* START Input *
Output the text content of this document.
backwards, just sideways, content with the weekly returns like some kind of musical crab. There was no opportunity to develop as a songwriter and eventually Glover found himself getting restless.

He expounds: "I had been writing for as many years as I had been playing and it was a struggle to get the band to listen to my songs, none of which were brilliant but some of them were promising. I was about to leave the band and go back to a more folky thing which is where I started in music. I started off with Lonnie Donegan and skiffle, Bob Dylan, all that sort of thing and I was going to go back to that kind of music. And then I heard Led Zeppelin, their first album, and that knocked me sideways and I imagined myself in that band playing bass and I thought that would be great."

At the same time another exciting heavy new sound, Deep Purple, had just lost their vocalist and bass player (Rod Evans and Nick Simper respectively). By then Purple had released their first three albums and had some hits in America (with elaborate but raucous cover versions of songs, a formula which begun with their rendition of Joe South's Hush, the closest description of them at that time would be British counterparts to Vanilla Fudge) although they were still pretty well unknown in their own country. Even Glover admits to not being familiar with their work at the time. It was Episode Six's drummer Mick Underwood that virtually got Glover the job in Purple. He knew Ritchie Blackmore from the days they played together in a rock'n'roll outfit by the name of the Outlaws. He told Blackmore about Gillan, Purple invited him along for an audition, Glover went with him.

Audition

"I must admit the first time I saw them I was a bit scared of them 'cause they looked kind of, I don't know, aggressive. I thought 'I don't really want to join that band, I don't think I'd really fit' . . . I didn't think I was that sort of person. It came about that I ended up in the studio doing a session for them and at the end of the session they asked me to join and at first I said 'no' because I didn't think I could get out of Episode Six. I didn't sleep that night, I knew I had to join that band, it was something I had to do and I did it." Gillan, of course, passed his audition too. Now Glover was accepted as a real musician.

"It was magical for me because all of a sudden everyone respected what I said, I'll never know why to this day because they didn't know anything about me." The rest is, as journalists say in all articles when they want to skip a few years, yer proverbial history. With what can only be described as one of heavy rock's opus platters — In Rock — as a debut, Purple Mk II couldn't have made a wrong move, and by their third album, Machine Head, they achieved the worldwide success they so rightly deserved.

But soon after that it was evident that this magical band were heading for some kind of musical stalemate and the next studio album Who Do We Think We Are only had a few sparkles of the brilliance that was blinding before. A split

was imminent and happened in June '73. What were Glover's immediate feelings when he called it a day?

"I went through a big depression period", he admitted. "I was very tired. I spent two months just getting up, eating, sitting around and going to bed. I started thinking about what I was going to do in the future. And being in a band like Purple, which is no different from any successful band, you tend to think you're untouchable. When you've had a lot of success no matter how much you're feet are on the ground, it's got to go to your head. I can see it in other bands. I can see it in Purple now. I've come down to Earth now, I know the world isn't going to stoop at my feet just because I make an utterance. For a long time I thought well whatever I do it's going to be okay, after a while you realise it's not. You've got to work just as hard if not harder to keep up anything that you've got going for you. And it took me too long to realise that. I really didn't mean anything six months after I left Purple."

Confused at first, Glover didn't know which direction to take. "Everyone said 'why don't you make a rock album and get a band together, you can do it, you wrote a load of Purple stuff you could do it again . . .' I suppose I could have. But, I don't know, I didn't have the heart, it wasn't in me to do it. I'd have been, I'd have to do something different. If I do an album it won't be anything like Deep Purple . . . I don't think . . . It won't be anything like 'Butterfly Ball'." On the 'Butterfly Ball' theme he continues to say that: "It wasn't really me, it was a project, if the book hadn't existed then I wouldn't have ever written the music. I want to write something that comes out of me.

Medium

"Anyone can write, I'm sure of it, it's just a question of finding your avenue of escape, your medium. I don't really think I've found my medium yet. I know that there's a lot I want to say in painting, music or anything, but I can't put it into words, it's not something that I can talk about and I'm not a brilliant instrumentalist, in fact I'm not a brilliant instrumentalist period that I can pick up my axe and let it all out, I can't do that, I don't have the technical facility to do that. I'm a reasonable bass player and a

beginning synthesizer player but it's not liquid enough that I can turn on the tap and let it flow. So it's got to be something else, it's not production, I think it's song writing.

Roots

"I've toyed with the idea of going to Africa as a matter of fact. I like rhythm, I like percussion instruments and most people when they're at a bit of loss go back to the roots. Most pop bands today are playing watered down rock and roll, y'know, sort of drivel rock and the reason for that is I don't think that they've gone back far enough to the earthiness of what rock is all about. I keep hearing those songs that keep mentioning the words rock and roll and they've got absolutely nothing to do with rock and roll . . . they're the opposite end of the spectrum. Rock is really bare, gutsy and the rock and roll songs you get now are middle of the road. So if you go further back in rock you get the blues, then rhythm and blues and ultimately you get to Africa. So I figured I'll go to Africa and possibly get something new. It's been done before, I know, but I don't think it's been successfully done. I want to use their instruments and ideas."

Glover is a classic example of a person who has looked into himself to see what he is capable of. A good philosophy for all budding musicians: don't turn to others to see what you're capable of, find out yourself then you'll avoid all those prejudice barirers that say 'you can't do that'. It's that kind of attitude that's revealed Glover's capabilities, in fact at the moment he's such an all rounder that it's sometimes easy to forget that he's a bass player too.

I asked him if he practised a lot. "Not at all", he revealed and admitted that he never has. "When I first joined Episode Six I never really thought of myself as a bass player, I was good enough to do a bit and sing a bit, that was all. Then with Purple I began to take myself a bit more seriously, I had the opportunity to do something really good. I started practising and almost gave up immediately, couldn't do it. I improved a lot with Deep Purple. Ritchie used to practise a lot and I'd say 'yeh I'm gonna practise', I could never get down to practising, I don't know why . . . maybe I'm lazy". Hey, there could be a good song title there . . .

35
* END Input *
→ **What is being asked**
Search the lines above for the string "content", then show every one that has it.

→ **Response below**
Output the text content of this document.
backwards, just sideways, content with the weekly returns like some kind of musical crab. There was no opportunity to develop as a songwriter and eventually Glover found himself getting restless.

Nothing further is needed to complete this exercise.